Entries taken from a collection
%%
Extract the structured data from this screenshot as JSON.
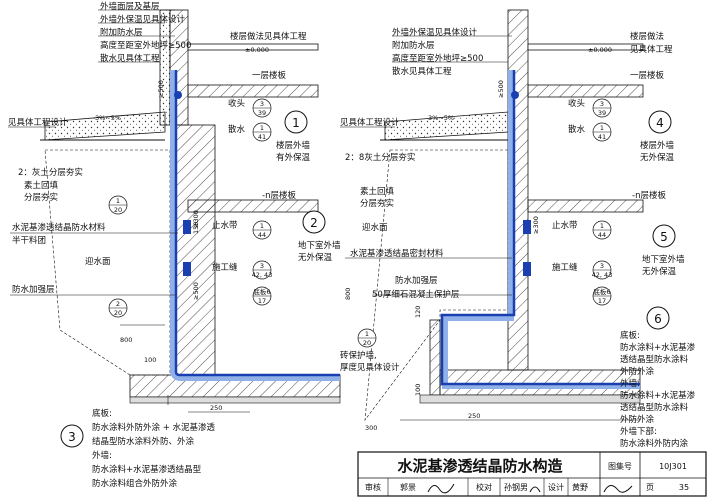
{
  "left_detail": {
    "label_floor_outer": "外墙面层及基层",
    "label_insulation": "外墙外保温见具体设计",
    "label_extra_wp": "附加防水层",
    "label_height": "高度至距室外地坪≥500",
    "label_apron": "散水见具体工程",
    "label_see_project": "见具体工程设计",
    "label_floor_method": "楼层做法见具体工程",
    "label_first_floor": "一层楼板",
    "label_n_floor": "-n层楼板",
    "label_elev": "±0.000",
    "label_slope": "3%~5%",
    "label_shoutou": "收头",
    "label_sanshui": "散水",
    "idx_shoutou": [
      "3",
      "39"
    ],
    "idx_sanshui": [
      "1",
      "41"
    ],
    "label_lime": "2：灰土分层夯实",
    "label_backfill": "素土回填",
    "label_backfill2": "分层夯实",
    "label_coating": "水泥基渗透结晶防水材料",
    "label_coating2": "半干料团",
    "label_waterface": "迎水面",
    "label_reinforce": "防水加强层",
    "label_waterstop": "止水带",
    "idx_waterstop": [
      "1",
      "44"
    ],
    "label_joint": "施工缝",
    "idx_joint": [
      "3",
      "42, 43"
    ],
    "idx_slab": [
      "1",
      "20"
    ],
    "idx_corner": [
      "2",
      "20"
    ],
    "idx_corner2": [
      "底板6",
      "17"
    ],
    "dim_500": "≥500",
    "dim_150": "150",
    "dim_300": "≥300",
    "dim_500b": "≥500",
    "dim_800": "800",
    "dim_100": "100",
    "dim_250": "250",
    "label_outer_wall": "楼层外墙",
    "label_outer_wall2": "有外保温",
    "label_basement": "地下室外墙",
    "label_basement2": "无外保温",
    "circle_1": "1",
    "circle_2": "2",
    "circle_3": "3"
  },
  "right_detail": {
    "label_insulation": "外墙外保温见具体设计",
    "label_extra_wp": "附加防水层",
    "label_height": "高度至距室外地坪≥500",
    "label_apron": "散水见具体工程",
    "label_see_project": "见具体工程设计",
    "label_floor_method": "楼层做法",
    "label_floor_method2": "见具体工程",
    "label_first_floor": "一层楼板",
    "label_n_floor": "-n层楼板",
    "label_elev": "±0.000",
    "label_slope": "3%~5%",
    "label_shoutou": "收头",
    "label_sanshui": "散水",
    "idx_shoutou": [
      "3",
      "39"
    ],
    "idx_sanshui": [
      "1",
      "41"
    ],
    "label_lime": "2：8灰土分层夯实",
    "label_backfill": "素土回填",
    "label_backfill2": "分层夯实",
    "label_waterface": "迎水面",
    "label_seal": "水泥基渗透结晶密封材料",
    "label_waterstop": "止水带",
    "idx_waterstop": [
      "1",
      "44"
    ],
    "label_joint": "施工缝",
    "idx_joint": [
      "3",
      "42, 43"
    ],
    "label_reinforce": "防水加强层",
    "label_concrete": "50厚细石混凝土保护层",
    "label_protect": "砖保护墙,",
    "label_protect2": "厚度见具体设计",
    "idx_slab": [
      "1",
      "20"
    ],
    "idx_corner": [
      "底板6",
      "17"
    ],
    "dim_500": "≥500",
    "dim_120": "120",
    "dim_800": "800",
    "dim_100": "100",
    "dim_250": "250",
    "dim_300": "300",
    "dim_300b": "≥300",
    "label_outer_wall": "楼层外墙",
    "label_outer_wall2": "无外保温",
    "label_basement": "地下室外墙",
    "label_basement2": "无外保温",
    "circle_4": "4",
    "circle_5": "5",
    "circle_6": "6"
  },
  "note_3": {
    "lines": [
      "底板:",
      "防水涂料外防外涂 + 水泥基渗透",
      "结晶型防水涂料外防、外涂",
      "外墙:",
      "防水涂料+水泥基渗透结晶型",
      "防水涂料组合外防外涂"
    ]
  },
  "note_6": {
    "lines": [
      "底板:",
      "防水涂料+水泥基渗",
      "透结晶型防水涂料",
      "外防外涂",
      "外墙:",
      "防水涂料+水泥基渗",
      "透结晶型防水涂料",
      "外防外涂",
      "外墙下部:",
      "防水涂料外防内涂"
    ]
  },
  "title_block": {
    "title": "水泥基渗透结晶防水构造",
    "atlas_label": "图集号",
    "atlas_no": "10J301",
    "review_label": "审核",
    "reviewer": "郭景",
    "check_label": "校对",
    "checker": "孙钢男",
    "design_label": "设计",
    "designer": "黄野",
    "page_label": "页",
    "page_no": "35"
  },
  "colors": {
    "membrane": "#1a3fb0",
    "membrane_light": "#8fb0e8",
    "line": "#111111"
  }
}
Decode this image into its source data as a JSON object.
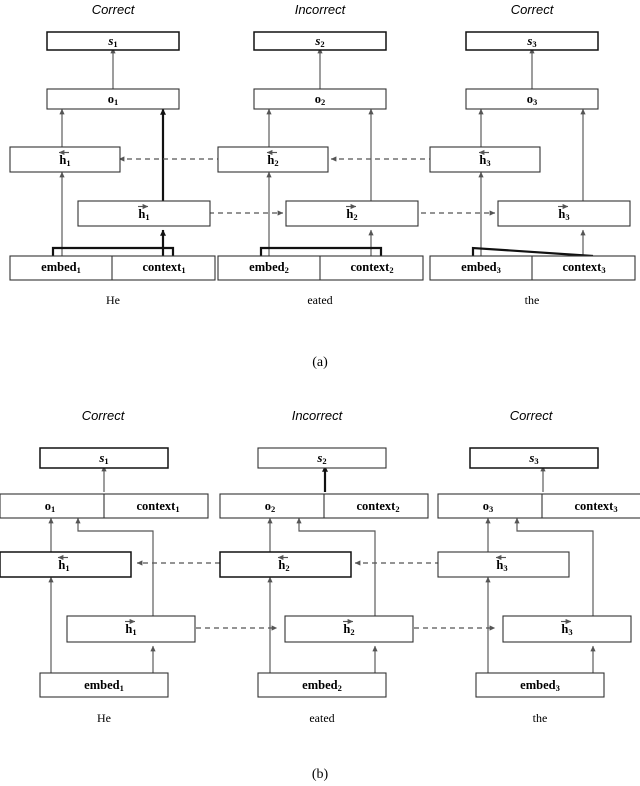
%%
DIRECTIVE
Reproduce the material above in full, exactly, with no images.

FINISHED EXERCISE
Extract the structured data from this screenshot as JSON.
{
  "left_detail": {
    "label_floor_outer": "外墙面层及基层",
    "label_insulation": "外墙外保温见具体设计",
    "label_extra_wp": "附加防水层",
    "label_height": "高度至距室外地坪≥500",
    "label_apron": "散水见具体工程",
    "label_see_project": "见具体工程设计",
    "label_floor_method": "楼层做法见具体工程",
    "label_first_floor": "一层楼板",
    "label_n_floor": "-n层楼板",
    "label_elev": "±0.000",
    "label_slope": "3%~5%",
    "label_shoutou": "收头",
    "label_sanshui": "散水",
    "idx_shoutou": [
      "3",
      "39"
    ],
    "idx_sanshui": [
      "1",
      "41"
    ],
    "label_lime": "2：灰土分层夯实",
    "label_backfill": "素土回填",
    "label_backfill2": "分层夯实",
    "label_coating": "水泥基渗透结晶防水材料",
    "label_coating2": "半干料团",
    "label_waterface": "迎水面",
    "label_reinforce": "防水加强层",
    "label_waterstop": "止水带",
    "idx_waterstop": [
      "1",
      "44"
    ],
    "label_joint": "施工缝",
    "idx_joint": [
      "3",
      "42, 43"
    ],
    "idx_slab": [
      "1",
      "20"
    ],
    "idx_corner": [
      "2",
      "20"
    ],
    "idx_corner2": [
      "底板6",
      "17"
    ],
    "dim_500": "≥500",
    "dim_150": "150",
    "dim_300": "≥300",
    "dim_500b": "≥500",
    "dim_800": "800",
    "dim_100": "100",
    "dim_250": "250",
    "label_outer_wall": "楼层外墙",
    "label_outer_wall2": "有外保温",
    "label_basement": "地下室外墙",
    "label_basement2": "无外保温",
    "circle_1": "1",
    "circle_2": "2",
    "circle_3": "3"
  },
  "right_detail": {
    "label_insulation": "外墙外保温见具体设计",
    "label_extra_wp": "附加防水层",
    "label_height": "高度至距室外地坪≥500",
    "label_apron": "散水见具体工程",
    "label_see_project": "见具体工程设计",
    "label_floor_method": "楼层做法",
    "label_floor_method2": "见具体工程",
    "label_first_floor": "一层楼板",
    "label_n_floor": "-n层楼板",
    "label_elev": "±0.000",
    "label_slope": "3%~5%",
    "label_shoutou": "收头",
    "label_sanshui": "散水",
    "idx_shoutou": [
      "3",
      "39"
    ],
    "idx_sanshui": [
      "1",
      "41"
    ],
    "label_lime": "2：8灰土分层夯实",
    "label_backfill": "素土回填",
    "label_backfill2": "分层夯实",
    "label_waterface": "迎水面",
    "label_seal": "水泥基渗透结晶密封材料",
    "label_waterstop": "止水带",
    "idx_waterstop": [
      "1",
      "44"
    ],
    "label_joint": "施工缝",
    "idx_joint": [
      "3",
      "42, 43"
    ],
    "label_reinforce": "防水加强层",
    "label_concrete": "50厚细石混凝土保护层",
    "label_protect": "砖保护墙,",
    "label_protect2": "厚度见具体设计",
    "idx_slab": [
      "1",
      "20"
    ],
    "idx_corner": [
      "底板6",
      "17"
    ],
    "dim_500": "≥500",
    "dim_120": "120",
    "dim_800": "800",
    "dim_100": "100",
    "dim_250": "250",
    "dim_300": "300",
    "dim_300b": "≥300",
    "label_outer_wall": "楼层外墙",
    "label_outer_wall2": "无外保温",
    "label_basement": "地下室外墙",
    "label_basement2": "无外保温",
    "circle_4": "4",
    "circle_5": "5",
    "circle_6": "6"
  },
  "note_3": {
    "lines": [
      "底板:",
      "防水涂料外防外涂 + 水泥基渗透",
      "结晶型防水涂料外防、外涂",
      "外墙:",
      "防水涂料+水泥基渗透结晶型",
      "防水涂料组合外防外涂"
    ]
  },
  "note_6": {
    "lines": [
      "底板:",
      "防水涂料+水泥基渗",
      "透结晶型防水涂料",
      "外防外涂",
      "外墙:",
      "防水涂料+水泥基渗",
      "透结晶型防水涂料",
      "外防外涂",
      "外墙下部:",
      "防水涂料外防内涂"
    ]
  },
  "title_block": {
    "title": "水泥基渗透结晶防水构造",
    "atlas_label": "图集号",
    "atlas_no": "10J301",
    "review_label": "审核",
    "reviewer": "郭景",
    "check_label": "校对",
    "checker": "孙钢男",
    "design_label": "设计",
    "designer": "黄野",
    "page_label": "页",
    "page_no": "35"
  },
  "colors": {
    "membrane": "#1a3fb0",
    "membrane_light": "#8fb0e8",
    "line": "#111111"
  }
}
Decode this image into its source data as a JSON object.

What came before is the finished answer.